━━━━━ Input ━━━━━

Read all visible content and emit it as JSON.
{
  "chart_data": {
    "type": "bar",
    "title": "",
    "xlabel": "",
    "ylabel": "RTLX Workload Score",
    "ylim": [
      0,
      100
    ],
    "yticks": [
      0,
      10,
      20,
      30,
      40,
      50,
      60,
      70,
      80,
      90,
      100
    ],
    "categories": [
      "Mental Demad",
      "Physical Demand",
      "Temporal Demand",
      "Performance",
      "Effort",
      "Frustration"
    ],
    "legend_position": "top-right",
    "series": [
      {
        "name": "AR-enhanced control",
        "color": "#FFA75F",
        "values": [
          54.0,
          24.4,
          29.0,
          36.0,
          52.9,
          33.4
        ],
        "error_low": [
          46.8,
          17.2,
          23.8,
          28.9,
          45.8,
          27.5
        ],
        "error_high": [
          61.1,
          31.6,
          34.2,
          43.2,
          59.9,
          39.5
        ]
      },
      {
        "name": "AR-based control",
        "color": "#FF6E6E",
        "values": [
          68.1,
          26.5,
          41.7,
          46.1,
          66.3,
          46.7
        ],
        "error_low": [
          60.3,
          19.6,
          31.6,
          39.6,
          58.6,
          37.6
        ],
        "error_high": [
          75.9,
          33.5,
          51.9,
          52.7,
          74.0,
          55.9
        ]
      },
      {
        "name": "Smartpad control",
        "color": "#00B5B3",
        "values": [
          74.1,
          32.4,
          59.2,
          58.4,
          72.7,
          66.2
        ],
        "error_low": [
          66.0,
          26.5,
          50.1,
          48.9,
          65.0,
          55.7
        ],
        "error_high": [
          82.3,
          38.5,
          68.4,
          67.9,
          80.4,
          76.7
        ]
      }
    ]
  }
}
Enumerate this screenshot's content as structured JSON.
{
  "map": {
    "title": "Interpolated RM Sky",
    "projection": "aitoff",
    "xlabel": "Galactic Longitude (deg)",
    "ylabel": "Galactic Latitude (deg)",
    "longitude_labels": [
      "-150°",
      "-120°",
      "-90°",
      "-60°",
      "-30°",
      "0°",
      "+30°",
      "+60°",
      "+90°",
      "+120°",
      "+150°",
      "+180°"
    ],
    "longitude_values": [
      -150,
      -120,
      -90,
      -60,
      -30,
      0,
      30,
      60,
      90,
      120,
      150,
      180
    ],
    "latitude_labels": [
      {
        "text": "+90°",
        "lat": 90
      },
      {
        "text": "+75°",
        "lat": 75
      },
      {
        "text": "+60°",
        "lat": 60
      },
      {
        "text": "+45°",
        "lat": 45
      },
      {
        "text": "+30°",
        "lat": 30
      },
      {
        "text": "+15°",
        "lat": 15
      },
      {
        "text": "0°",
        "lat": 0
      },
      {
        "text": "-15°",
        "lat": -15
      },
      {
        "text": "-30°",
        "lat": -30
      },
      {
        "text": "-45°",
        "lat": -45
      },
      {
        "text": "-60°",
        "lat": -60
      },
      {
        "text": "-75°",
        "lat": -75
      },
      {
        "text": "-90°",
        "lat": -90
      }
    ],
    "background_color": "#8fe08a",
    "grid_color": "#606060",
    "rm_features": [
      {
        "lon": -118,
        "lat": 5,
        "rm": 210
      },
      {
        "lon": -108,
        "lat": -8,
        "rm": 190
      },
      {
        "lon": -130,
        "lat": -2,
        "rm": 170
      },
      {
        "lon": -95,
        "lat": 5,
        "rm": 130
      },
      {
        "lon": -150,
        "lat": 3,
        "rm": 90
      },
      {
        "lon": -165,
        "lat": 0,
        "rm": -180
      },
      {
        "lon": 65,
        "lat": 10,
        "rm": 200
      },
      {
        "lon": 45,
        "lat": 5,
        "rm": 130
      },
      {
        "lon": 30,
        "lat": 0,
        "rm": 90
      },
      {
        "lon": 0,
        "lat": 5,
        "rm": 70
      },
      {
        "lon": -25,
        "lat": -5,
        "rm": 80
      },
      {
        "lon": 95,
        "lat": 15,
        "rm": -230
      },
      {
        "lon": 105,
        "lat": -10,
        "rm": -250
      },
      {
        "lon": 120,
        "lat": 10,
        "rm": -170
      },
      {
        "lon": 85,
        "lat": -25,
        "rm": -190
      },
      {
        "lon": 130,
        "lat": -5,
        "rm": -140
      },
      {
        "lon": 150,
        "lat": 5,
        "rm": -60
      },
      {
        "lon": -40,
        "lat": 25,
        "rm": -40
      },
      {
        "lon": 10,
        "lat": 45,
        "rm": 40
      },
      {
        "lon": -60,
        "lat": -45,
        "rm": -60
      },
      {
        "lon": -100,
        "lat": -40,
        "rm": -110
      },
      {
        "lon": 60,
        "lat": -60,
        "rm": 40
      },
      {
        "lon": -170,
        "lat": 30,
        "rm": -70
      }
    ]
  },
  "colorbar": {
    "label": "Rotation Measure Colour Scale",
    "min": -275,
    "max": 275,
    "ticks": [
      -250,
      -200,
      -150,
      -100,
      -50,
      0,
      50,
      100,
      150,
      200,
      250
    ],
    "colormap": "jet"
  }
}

━━━━━

**Request:** Write the complete data out, exactly as above.

**Result of this exercise:**
Read all visible content and emit it as JSON.
{
  "chart_data": {
    "type": "bar",
    "title": "",
    "xlabel": "",
    "ylabel": "RTLX Workload Score",
    "ylim": [
      0,
      100
    ],
    "yticks": [
      0,
      10,
      20,
      30,
      40,
      50,
      60,
      70,
      80,
      90,
      100
    ],
    "categories": [
      "Mental Demad",
      "Physical Demand",
      "Temporal Demand",
      "Performance",
      "Effort",
      "Frustration"
    ],
    "legend_position": "top-right",
    "series": [
      {
        "name": "AR-enhanced control",
        "color": "#FFA75F",
        "values": [
          54.0,
          24.4,
          29.0,
          36.0,
          52.9,
          33.4
        ],
        "error_low": [
          46.8,
          17.2,
          23.8,
          28.9,
          45.8,
          27.5
        ],
        "error_high": [
          61.1,
          31.6,
          34.2,
          43.2,
          59.9,
          39.5
        ]
      },
      {
        "name": "AR-based control",
        "color": "#FF6E6E",
        "values": [
          68.1,
          26.5,
          41.7,
          46.1,
          66.3,
          46.7
        ],
        "error_low": [
          60.3,
          19.6,
          31.6,
          39.6,
          58.6,
          37.6
        ],
        "error_high": [
          75.9,
          33.5,
          51.9,
          52.7,
          74.0,
          55.9
        ]
      },
      {
        "name": "Smartpad control",
        "color": "#00B5B3",
        "values": [
          74.1,
          32.4,
          59.2,
          58.4,
          72.7,
          66.2
        ],
        "error_low": [
          66.0,
          26.5,
          50.1,
          48.9,
          65.0,
          55.7
        ],
        "error_high": [
          82.3,
          38.5,
          68.4,
          67.9,
          80.4,
          76.7
        ]
      }
    ]
  }
}
Enumerate this screenshot's content as structured JSON.
{
  "map": {
    "title": "Interpolated RM Sky",
    "projection": "aitoff",
    "xlabel": "Galactic Longitude (deg)",
    "ylabel": "Galactic Latitude (deg)",
    "longitude_labels": [
      "-150°",
      "-120°",
      "-90°",
      "-60°",
      "-30°",
      "0°",
      "+30°",
      "+60°",
      "+90°",
      "+120°",
      "+150°",
      "+180°"
    ],
    "longitude_values": [
      -150,
      -120,
      -90,
      -60,
      -30,
      0,
      30,
      60,
      90,
      120,
      150,
      180
    ],
    "latitude_labels": [
      {
        "text": "+90°",
        "lat": 90
      },
      {
        "text": "+75°",
        "lat": 75
      },
      {
        "text": "+60°",
        "lat": 60
      },
      {
        "text": "+45°",
        "lat": 45
      },
      {
        "text": "+30°",
        "lat": 30
      },
      {
        "text": "+15°",
        "lat": 15
      },
      {
        "text": "0°",
        "lat": 0
      },
      {
        "text": "-15°",
        "lat": -15
      },
      {
        "text": "-30°",
        "lat": -30
      },
      {
        "text": "-45°",
        "lat": -45
      },
      {
        "text": "-60°",
        "lat": -60
      },
      {
        "text": "-75°",
        "lat": -75
      },
      {
        "text": "-90°",
        "lat": -90
      }
    ],
    "background_color": "#8fe08a",
    "grid_color": "#606060",
    "rm_features": [
      {
        "lon": -118,
        "lat": 5,
        "rm": 210
      },
      {
        "lon": -108,
        "lat": -8,
        "rm": 190
      },
      {
        "lon": -130,
        "lat": -2,
        "rm": 170
      },
      {
        "lon": -95,
        "lat": 5,
        "rm": 130
      },
      {
        "lon": -150,
        "lat": 3,
        "rm": 90
      },
      {
        "lon": -165,
        "lat": 0,
        "rm": -180
      },
      {
        "lon": 65,
        "lat": 10,
        "rm": 200
      },
      {
        "lon": 45,
        "lat": 5,
        "rm": 130
      },
      {
        "lon": 30,
        "lat": 0,
        "rm": 90
      },
      {
        "lon": 0,
        "lat": 5,
        "rm": 70
      },
      {
        "lon": -25,
        "lat": -5,
        "rm": 80
      },
      {
        "lon": 95,
        "lat": 15,
        "rm": -230
      },
      {
        "lon": 105,
        "lat": -10,
        "rm": -250
      },
      {
        "lon": 120,
        "lat": 10,
        "rm": -170
      },
      {
        "lon": 85,
        "lat": -25,
        "rm": -190
      },
      {
        "lon": 130,
        "lat": -5,
        "rm": -140
      },
      {
        "lon": 150,
        "lat": 5,
        "rm": -60
      },
      {
        "lon": -40,
        "lat": 25,
        "rm": -40
      },
      {
        "lon": 10,
        "lat": 45,
        "rm": 40
      },
      {
        "lon": -60,
        "lat": -45,
        "rm": -60
      },
      {
        "lon": -100,
        "lat": -40,
        "rm": -110
      },
      {
        "lon": 60,
        "lat": -60,
        "rm": 40
      },
      {
        "lon": -170,
        "lat": 30,
        "rm": -70
      }
    ]
  },
  "colorbar": {
    "label": "Rotation Measure Colour Scale",
    "min": -275,
    "max": 275,
    "ticks": [
      -250,
      -200,
      -150,
      -100,
      -50,
      0,
      50,
      100,
      150,
      200,
      250
    ],
    "colormap": "jet"
  }
}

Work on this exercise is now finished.